> **TASK INSTRUCTIONS**: Omit the pictures and output every entry below exactly as written.

> **DATA SHOWN**:
- - - - -

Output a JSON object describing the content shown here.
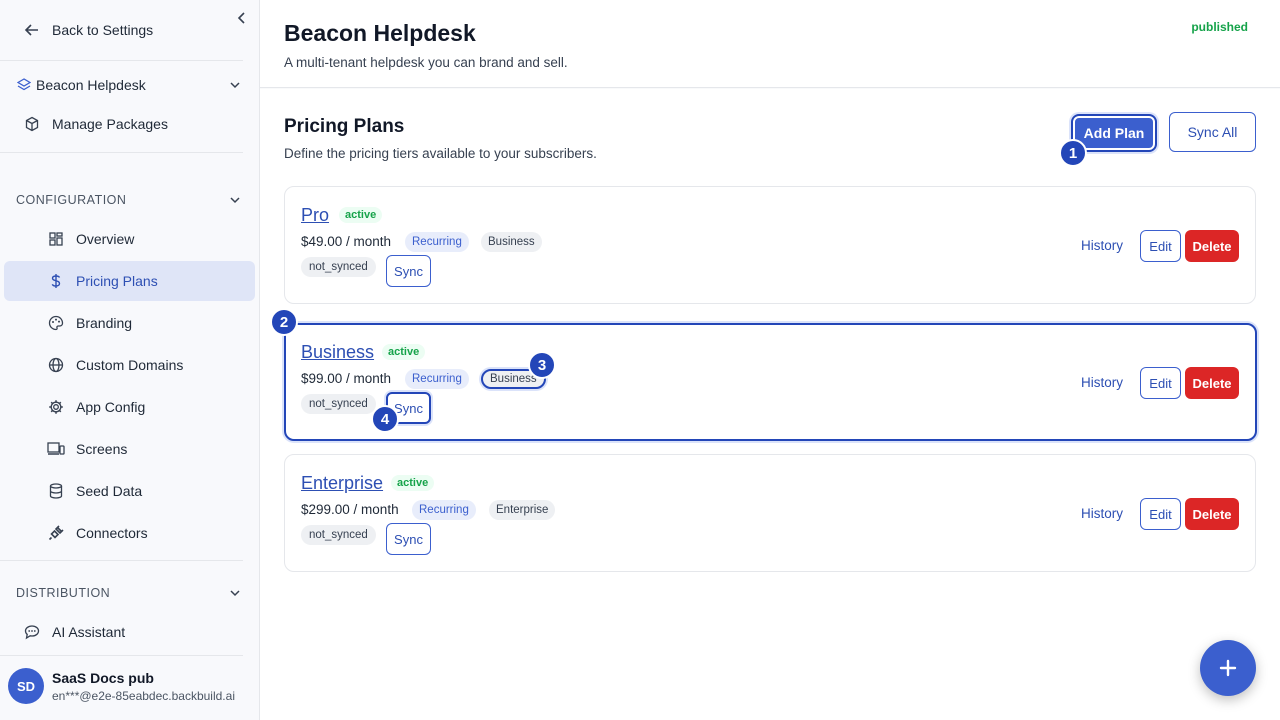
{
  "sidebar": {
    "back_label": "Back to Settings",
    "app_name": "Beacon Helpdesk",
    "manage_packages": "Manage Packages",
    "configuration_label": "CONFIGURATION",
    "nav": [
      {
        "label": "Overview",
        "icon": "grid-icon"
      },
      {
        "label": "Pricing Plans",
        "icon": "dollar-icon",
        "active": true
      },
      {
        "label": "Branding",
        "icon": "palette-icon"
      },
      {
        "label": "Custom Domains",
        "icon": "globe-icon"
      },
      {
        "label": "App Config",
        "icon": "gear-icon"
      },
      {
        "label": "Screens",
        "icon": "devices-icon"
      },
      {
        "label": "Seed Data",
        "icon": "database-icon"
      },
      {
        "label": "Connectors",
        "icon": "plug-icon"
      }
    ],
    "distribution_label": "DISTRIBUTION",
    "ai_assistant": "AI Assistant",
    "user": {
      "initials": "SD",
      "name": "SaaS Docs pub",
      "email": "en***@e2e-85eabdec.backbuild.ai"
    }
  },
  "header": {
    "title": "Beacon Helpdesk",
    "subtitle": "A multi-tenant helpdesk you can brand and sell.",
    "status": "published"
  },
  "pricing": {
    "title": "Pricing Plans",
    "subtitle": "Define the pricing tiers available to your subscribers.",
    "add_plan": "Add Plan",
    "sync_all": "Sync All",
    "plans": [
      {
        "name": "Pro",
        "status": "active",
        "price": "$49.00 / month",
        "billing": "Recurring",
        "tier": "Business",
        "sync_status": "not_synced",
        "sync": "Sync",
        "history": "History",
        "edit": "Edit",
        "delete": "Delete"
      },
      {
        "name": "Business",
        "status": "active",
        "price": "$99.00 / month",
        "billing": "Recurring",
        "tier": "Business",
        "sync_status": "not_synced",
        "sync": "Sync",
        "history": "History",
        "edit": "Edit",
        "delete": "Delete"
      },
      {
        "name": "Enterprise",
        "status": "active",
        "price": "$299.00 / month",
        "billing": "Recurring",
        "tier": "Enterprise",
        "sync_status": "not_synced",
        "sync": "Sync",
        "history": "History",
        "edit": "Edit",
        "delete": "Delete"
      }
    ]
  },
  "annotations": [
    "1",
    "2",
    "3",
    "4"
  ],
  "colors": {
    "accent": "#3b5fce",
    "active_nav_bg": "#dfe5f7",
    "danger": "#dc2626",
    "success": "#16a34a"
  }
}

- - - - -

> **OUTPUT BELOW**:
Output a JSON object describing the content shown here.
{
  "sidebar": {
    "back_label": "Back to Settings",
    "app_name": "Beacon Helpdesk",
    "manage_packages": "Manage Packages",
    "configuration_label": "CONFIGURATION",
    "nav": [
      {
        "label": "Overview",
        "icon": "grid-icon"
      },
      {
        "label": "Pricing Plans",
        "icon": "dollar-icon",
        "active": true
      },
      {
        "label": "Branding",
        "icon": "palette-icon"
      },
      {
        "label": "Custom Domains",
        "icon": "globe-icon"
      },
      {
        "label": "App Config",
        "icon": "gear-icon"
      },
      {
        "label": "Screens",
        "icon": "devices-icon"
      },
      {
        "label": "Seed Data",
        "icon": "database-icon"
      },
      {
        "label": "Connectors",
        "icon": "plug-icon"
      }
    ],
    "distribution_label": "DISTRIBUTION",
    "ai_assistant": "AI Assistant",
    "user": {
      "initials": "SD",
      "name": "SaaS Docs pub",
      "email": "en***@e2e-85eabdec.backbuild.ai"
    }
  },
  "header": {
    "title": "Beacon Helpdesk",
    "subtitle": "A multi-tenant helpdesk you can brand and sell.",
    "status": "published"
  },
  "pricing": {
    "title": "Pricing Plans",
    "subtitle": "Define the pricing tiers available to your subscribers.",
    "add_plan": "Add Plan",
    "sync_all": "Sync All",
    "plans": [
      {
        "name": "Pro",
        "status": "active",
        "price": "$49.00 / month",
        "billing": "Recurring",
        "tier": "Business",
        "sync_status": "not_synced",
        "sync": "Sync",
        "history": "History",
        "edit": "Edit",
        "delete": "Delete"
      },
      {
        "name": "Business",
        "status": "active",
        "price": "$99.00 / month",
        "billing": "Recurring",
        "tier": "Business",
        "sync_status": "not_synced",
        "sync": "Sync",
        "history": "History",
        "edit": "Edit",
        "delete": "Delete"
      },
      {
        "name": "Enterprise",
        "status": "active",
        "price": "$299.00 / month",
        "billing": "Recurring",
        "tier": "Enterprise",
        "sync_status": "not_synced",
        "sync": "Sync",
        "history": "History",
        "edit": "Edit",
        "delete": "Delete"
      }
    ]
  },
  "annotations": [
    "1",
    "2",
    "3",
    "4"
  ],
  "colors": {
    "accent": "#3b5fce",
    "active_nav_bg": "#dfe5f7",
    "danger": "#dc2626",
    "success": "#16a34a"
  }
}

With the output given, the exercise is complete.